THE DATA:
┏━━

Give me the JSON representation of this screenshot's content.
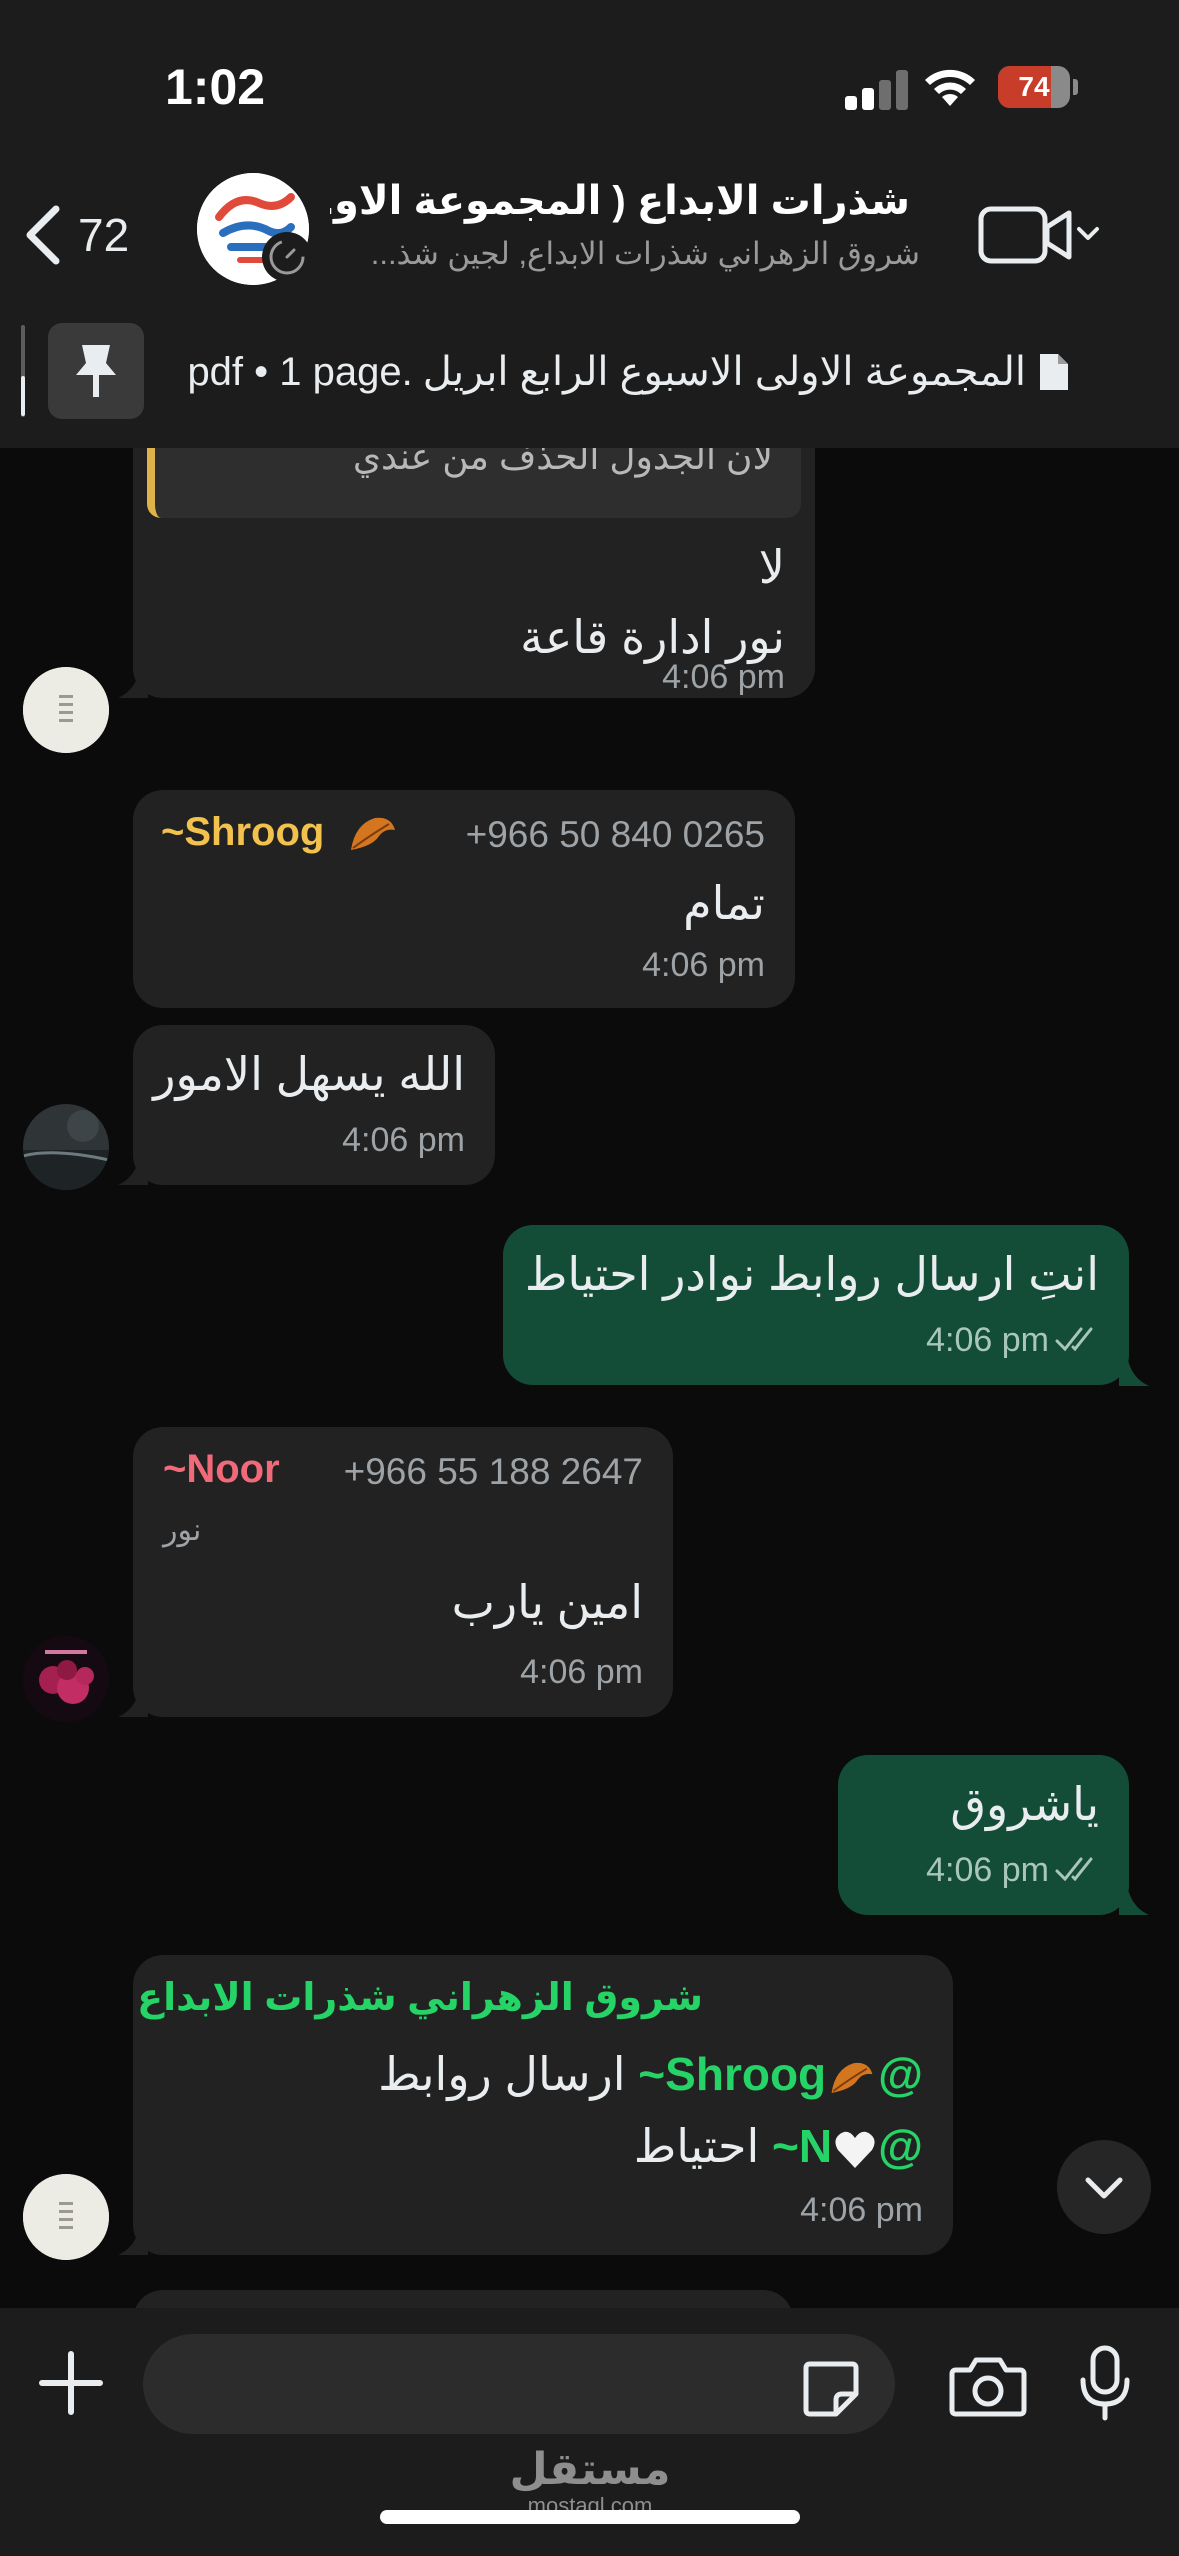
{
  "status_bar": {
    "time": "1:02",
    "battery": "74",
    "battery_level": 0.74
  },
  "header": {
    "back_count": "72",
    "title": "شذرات الابداع ( المجموعة الاو...",
    "subtitle": "شروق الزهراني شذرات الابداع, لجين شذ..."
  },
  "pinned": {
    "prefix": "pdf • 1 page.",
    "filename": "المجموعة الاولى الاسبوع الرابع ابريل"
  },
  "messages": {
    "m1": {
      "quote": "لان الجدول الحذف من عندي",
      "line1": "لا",
      "line2": "نور ادارة قاعة",
      "time": "4:06 pm"
    },
    "m2": {
      "sender": "~Shroog",
      "phone": "+966 50 840 0265",
      "text": "تمام",
      "time": "4:06 pm"
    },
    "m3": {
      "text": "الله يسهل الامور",
      "time": "4:06 pm"
    },
    "m4": {
      "text": "انتِ ارسال روابط نوادر احتياط",
      "time": "4:06 pm"
    },
    "m5": {
      "sender": "~Noor",
      "phone": "+966 55 188 2647",
      "sub": "نور",
      "text": "امين يارب",
      "time": "4:06 pm"
    },
    "m6": {
      "text": "ياشروق",
      "time": "4:06 pm"
    },
    "m7": {
      "sender": "شروق الزهراني شذرات الابداع",
      "mention1": "~Shroog",
      "text1": "ارسال روابط",
      "mention2": "~N",
      "text2": "احتياط",
      "time": "4:06 pm"
    }
  },
  "input": {
    "placeholder": ""
  },
  "watermark": {
    "ar": "مستقل",
    "en": "mostaql.com"
  },
  "colors": {
    "accent_green": "#25d366",
    "outgoing_bubble": "#134d37",
    "incoming_bubble": "#222222",
    "shroog_name": "#f2c14e",
    "noor_name": "#f16a7a"
  }
}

┗━━

TASK TO COMPLETE:
All of the records need repeating exactly, except for the pictures.

REPLY:
Give me the JSON representation of this screenshot's content.
{
  "status_bar": {
    "time": "1:02",
    "battery": "74",
    "battery_level": 0.74
  },
  "header": {
    "back_count": "72",
    "title": "شذرات الابداع ( المجموعة الاو...",
    "subtitle": "شروق الزهراني شذرات الابداع, لجين شذ..."
  },
  "pinned": {
    "prefix": "pdf • 1 page.",
    "filename": "المجموعة الاولى الاسبوع الرابع ابريل"
  },
  "messages": {
    "m1": {
      "quote": "لان الجدول الحذف من عندي",
      "line1": "لا",
      "line2": "نور ادارة قاعة",
      "time": "4:06 pm"
    },
    "m2": {
      "sender": "~Shroog",
      "phone": "+966 50 840 0265",
      "text": "تمام",
      "time": "4:06 pm"
    },
    "m3": {
      "text": "الله يسهل الامور",
      "time": "4:06 pm"
    },
    "m4": {
      "text": "انتِ ارسال روابط نوادر احتياط",
      "time": "4:06 pm"
    },
    "m5": {
      "sender": "~Noor",
      "phone": "+966 55 188 2647",
      "sub": "نور",
      "text": "امين يارب",
      "time": "4:06 pm"
    },
    "m6": {
      "text": "ياشروق",
      "time": "4:06 pm"
    },
    "m7": {
      "sender": "شروق الزهراني شذرات الابداع",
      "mention1": "~Shroog",
      "text1": "ارسال روابط",
      "mention2": "~N",
      "text2": "احتياط",
      "time": "4:06 pm"
    }
  },
  "input": {
    "placeholder": ""
  },
  "watermark": {
    "ar": "مستقل",
    "en": "mostaql.com"
  },
  "colors": {
    "accent_green": "#25d366",
    "outgoing_bubble": "#134d37",
    "incoming_bubble": "#222222",
    "shroog_name": "#f2c14e",
    "noor_name": "#f16a7a"
  }
}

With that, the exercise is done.